PROMPT:
Tell me how many lines hold "жизни", please, using only the number.

-- START OF RAW RECORDS --

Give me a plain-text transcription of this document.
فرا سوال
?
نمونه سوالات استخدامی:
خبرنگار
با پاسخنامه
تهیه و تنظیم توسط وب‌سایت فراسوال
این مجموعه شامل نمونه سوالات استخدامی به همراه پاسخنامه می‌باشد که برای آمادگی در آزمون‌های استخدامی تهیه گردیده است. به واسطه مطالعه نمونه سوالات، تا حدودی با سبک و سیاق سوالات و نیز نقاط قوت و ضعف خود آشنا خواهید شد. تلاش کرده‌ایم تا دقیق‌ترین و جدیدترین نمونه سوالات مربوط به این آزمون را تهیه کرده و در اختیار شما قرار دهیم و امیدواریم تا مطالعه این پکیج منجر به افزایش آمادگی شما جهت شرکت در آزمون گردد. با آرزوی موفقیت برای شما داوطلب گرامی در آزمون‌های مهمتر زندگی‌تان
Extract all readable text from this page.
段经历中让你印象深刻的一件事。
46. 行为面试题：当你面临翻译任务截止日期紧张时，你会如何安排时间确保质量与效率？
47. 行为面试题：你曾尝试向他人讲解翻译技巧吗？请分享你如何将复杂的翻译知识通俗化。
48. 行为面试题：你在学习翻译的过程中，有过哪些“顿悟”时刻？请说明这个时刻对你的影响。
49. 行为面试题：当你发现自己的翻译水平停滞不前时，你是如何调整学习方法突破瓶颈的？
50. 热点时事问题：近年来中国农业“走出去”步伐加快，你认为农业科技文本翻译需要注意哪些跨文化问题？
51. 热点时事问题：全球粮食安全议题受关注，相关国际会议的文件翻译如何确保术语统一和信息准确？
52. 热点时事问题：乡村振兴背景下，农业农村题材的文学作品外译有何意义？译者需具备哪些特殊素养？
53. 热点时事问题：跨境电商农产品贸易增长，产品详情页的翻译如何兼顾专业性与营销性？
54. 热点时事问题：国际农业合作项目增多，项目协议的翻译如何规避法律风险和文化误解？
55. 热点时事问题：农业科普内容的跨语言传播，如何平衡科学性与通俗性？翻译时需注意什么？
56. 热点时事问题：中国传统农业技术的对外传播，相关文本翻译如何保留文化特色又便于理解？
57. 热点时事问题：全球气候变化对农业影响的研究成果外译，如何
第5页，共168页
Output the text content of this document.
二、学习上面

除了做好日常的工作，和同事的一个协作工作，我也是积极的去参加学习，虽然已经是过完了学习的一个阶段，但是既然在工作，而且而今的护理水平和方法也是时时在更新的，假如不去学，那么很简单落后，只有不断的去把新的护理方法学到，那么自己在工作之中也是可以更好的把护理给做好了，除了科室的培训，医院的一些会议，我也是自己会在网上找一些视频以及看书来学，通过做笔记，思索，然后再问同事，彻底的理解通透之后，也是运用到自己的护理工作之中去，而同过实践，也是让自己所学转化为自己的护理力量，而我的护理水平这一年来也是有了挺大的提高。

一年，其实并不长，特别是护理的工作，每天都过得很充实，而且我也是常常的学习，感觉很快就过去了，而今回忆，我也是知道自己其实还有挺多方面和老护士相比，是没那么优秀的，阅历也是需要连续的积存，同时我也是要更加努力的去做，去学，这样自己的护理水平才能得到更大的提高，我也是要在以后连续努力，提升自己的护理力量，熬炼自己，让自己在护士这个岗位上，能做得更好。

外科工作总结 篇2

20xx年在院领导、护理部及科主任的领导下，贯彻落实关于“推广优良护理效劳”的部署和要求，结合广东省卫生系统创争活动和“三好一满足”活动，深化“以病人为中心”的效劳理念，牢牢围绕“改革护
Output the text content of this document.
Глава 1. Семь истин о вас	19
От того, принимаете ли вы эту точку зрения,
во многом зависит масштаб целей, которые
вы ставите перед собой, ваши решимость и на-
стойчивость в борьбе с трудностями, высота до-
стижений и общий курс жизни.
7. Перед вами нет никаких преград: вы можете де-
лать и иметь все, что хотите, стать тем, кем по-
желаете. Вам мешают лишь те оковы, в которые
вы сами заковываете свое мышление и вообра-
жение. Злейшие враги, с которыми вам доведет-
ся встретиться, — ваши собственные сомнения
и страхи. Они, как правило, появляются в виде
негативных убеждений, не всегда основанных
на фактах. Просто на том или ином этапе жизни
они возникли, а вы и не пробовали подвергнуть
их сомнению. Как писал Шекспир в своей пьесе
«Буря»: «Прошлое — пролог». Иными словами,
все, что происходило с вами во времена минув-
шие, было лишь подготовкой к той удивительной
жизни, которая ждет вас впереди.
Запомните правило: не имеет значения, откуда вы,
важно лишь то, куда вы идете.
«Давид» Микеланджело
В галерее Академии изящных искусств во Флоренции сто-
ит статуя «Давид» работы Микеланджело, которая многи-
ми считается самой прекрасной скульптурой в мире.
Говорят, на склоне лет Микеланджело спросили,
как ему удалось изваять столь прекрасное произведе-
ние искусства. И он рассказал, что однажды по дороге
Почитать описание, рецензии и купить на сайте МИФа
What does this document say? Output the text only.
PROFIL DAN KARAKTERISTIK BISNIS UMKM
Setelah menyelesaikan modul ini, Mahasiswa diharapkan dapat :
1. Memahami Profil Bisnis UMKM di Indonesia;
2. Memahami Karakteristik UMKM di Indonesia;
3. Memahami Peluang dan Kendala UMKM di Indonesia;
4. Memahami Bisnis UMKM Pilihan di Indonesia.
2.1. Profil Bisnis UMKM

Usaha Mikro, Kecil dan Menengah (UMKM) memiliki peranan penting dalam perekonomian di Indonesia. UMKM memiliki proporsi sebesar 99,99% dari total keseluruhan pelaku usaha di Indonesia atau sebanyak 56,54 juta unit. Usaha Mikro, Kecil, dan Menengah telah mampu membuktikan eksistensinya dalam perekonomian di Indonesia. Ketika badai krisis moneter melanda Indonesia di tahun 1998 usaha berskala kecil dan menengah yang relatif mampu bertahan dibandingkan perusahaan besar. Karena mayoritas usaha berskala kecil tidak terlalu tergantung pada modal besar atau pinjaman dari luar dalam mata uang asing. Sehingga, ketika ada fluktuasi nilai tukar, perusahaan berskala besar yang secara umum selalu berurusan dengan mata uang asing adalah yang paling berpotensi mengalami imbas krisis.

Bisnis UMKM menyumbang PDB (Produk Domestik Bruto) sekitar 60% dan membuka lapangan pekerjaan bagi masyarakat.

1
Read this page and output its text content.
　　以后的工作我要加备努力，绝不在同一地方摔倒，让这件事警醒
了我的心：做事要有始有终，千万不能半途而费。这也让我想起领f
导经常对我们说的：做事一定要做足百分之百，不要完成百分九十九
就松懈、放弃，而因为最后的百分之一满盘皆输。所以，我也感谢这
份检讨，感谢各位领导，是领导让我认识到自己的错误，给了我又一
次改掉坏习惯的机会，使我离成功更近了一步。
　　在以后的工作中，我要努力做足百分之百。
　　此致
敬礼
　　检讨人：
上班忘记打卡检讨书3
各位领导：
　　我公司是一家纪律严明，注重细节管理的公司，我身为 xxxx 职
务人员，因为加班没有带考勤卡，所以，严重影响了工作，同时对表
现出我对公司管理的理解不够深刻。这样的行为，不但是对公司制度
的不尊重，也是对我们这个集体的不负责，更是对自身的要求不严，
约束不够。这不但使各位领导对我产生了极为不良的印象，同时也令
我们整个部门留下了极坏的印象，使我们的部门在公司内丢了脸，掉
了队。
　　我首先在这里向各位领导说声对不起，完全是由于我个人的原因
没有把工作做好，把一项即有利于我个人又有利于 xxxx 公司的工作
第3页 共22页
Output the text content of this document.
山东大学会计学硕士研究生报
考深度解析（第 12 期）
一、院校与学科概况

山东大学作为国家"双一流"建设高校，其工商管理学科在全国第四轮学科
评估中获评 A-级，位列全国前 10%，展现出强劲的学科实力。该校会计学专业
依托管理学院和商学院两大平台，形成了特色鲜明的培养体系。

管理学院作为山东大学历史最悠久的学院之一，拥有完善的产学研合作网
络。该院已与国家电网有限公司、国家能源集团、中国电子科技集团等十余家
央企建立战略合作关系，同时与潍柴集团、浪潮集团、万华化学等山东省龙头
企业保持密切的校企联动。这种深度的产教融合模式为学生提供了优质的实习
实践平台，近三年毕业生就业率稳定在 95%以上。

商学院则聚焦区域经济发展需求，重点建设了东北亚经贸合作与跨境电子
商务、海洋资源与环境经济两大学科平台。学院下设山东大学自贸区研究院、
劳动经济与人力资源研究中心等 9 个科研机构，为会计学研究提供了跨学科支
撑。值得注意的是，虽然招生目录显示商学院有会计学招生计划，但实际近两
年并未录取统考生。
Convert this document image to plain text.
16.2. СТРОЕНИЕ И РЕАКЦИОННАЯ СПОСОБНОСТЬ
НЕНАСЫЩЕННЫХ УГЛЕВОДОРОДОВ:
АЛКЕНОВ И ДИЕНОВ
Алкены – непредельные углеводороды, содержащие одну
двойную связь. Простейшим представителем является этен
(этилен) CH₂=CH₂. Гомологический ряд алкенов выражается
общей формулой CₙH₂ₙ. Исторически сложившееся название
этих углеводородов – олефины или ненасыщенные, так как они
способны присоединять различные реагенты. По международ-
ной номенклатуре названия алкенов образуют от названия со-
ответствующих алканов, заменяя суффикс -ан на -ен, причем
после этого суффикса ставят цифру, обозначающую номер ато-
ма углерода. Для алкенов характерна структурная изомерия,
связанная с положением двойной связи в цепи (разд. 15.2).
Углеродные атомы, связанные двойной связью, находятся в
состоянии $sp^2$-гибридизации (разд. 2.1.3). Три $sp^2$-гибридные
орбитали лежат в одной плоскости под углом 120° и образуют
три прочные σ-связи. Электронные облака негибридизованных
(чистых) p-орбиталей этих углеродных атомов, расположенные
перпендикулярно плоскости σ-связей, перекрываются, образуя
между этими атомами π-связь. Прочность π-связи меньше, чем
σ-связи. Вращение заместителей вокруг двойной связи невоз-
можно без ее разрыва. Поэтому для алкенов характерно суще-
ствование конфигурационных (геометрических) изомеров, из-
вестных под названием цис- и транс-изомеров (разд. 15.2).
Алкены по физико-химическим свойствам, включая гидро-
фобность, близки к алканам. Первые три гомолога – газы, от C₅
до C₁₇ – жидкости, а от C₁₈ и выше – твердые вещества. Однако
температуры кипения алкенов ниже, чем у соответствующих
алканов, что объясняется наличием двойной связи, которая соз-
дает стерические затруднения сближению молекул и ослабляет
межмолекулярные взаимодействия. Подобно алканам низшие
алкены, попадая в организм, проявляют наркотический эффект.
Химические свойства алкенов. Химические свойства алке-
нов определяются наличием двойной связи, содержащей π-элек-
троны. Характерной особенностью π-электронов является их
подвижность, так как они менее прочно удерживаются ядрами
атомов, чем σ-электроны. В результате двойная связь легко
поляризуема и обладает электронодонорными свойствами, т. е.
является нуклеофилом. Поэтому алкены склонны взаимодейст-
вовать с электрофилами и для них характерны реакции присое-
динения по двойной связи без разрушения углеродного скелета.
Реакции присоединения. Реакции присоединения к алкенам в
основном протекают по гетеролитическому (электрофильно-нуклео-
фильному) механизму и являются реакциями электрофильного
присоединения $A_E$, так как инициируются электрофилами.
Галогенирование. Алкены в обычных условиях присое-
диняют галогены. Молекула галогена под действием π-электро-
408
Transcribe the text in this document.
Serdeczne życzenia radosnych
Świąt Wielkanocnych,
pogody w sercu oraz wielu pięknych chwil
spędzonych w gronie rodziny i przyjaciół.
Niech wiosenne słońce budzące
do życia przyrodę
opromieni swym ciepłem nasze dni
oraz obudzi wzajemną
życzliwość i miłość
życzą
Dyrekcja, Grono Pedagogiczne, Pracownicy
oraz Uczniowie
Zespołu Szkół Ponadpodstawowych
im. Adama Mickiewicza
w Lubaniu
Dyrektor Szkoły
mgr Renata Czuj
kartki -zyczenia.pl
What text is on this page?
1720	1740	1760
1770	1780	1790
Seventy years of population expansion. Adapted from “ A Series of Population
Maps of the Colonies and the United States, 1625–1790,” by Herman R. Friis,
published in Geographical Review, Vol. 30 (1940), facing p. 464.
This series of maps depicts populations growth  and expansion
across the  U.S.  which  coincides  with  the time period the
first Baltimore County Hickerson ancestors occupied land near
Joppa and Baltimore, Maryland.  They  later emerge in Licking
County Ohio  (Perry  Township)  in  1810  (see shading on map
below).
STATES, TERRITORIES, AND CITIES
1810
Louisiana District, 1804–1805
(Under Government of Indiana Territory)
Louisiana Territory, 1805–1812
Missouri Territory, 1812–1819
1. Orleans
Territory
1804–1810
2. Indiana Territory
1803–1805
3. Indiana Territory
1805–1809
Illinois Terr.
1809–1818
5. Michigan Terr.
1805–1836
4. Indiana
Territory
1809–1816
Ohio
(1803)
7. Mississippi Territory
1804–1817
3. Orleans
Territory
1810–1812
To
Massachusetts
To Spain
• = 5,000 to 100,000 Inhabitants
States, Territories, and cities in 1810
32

-- END OF RAW RECORDS --

OUTPUT:
3